→ **Data extract**:
========
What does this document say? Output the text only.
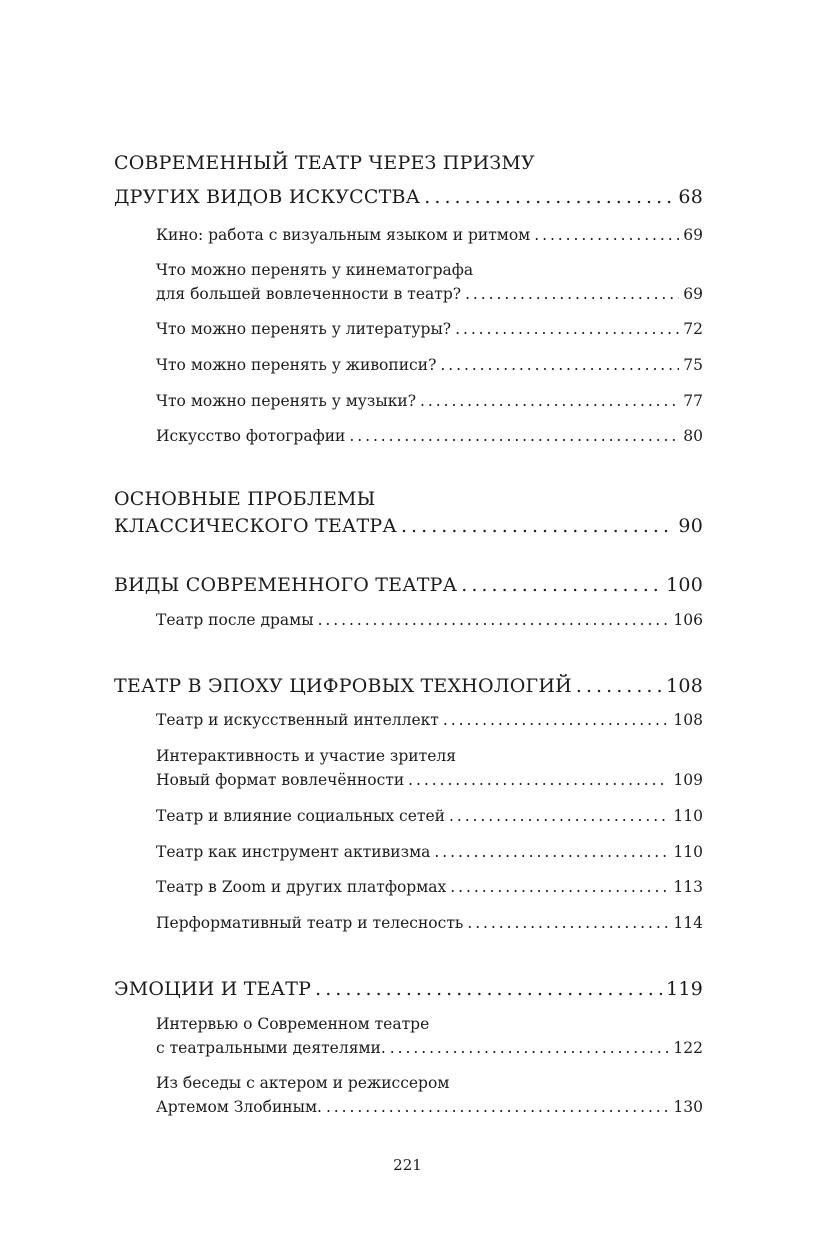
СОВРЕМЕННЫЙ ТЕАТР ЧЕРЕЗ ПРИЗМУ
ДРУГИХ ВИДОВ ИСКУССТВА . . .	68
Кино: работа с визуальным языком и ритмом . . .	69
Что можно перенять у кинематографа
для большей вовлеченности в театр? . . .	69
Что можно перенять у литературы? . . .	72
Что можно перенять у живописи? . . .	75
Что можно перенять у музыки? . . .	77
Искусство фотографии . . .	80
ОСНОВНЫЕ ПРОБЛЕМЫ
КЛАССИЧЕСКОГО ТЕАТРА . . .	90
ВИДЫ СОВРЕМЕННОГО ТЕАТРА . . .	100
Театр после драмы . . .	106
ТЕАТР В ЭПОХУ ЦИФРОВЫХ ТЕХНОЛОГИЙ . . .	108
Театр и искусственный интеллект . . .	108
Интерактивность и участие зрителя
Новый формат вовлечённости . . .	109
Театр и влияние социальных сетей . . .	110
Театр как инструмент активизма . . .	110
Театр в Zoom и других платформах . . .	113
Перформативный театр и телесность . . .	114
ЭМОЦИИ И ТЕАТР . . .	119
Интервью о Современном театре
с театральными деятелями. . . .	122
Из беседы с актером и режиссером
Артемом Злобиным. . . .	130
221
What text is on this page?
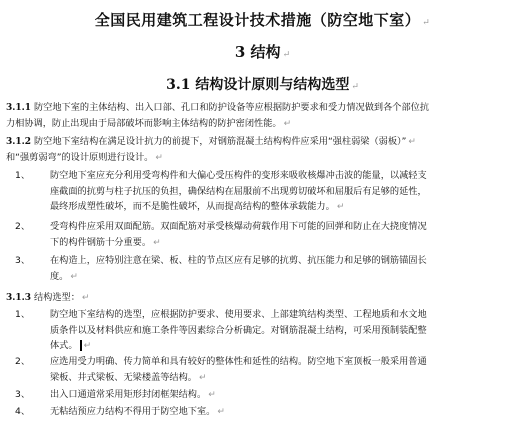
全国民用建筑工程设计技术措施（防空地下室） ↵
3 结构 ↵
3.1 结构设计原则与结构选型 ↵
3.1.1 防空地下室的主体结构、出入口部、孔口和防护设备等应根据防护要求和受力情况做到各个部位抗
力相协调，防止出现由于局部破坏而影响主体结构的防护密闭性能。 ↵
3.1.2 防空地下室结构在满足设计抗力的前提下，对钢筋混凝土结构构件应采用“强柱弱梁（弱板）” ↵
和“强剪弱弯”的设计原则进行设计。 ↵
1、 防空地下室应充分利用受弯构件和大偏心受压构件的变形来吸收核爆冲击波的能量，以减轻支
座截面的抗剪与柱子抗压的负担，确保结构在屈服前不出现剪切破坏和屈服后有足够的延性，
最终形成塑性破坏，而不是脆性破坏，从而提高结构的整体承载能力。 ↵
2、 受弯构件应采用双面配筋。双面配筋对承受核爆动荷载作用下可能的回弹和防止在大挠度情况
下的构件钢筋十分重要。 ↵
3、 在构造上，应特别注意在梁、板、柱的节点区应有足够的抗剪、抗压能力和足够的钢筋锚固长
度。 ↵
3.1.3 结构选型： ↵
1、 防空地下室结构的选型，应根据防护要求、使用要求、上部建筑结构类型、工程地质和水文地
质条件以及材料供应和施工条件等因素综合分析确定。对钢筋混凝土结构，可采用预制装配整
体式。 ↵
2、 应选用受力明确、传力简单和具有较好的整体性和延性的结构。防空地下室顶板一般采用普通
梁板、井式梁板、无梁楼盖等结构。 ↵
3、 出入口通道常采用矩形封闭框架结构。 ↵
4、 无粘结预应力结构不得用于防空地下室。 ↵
========
→ **Goal**: Read through the lines above and collect those that contain the string "What".

→ **Reply to the task**:
What does this document say? Output the text only.
What text is on this page?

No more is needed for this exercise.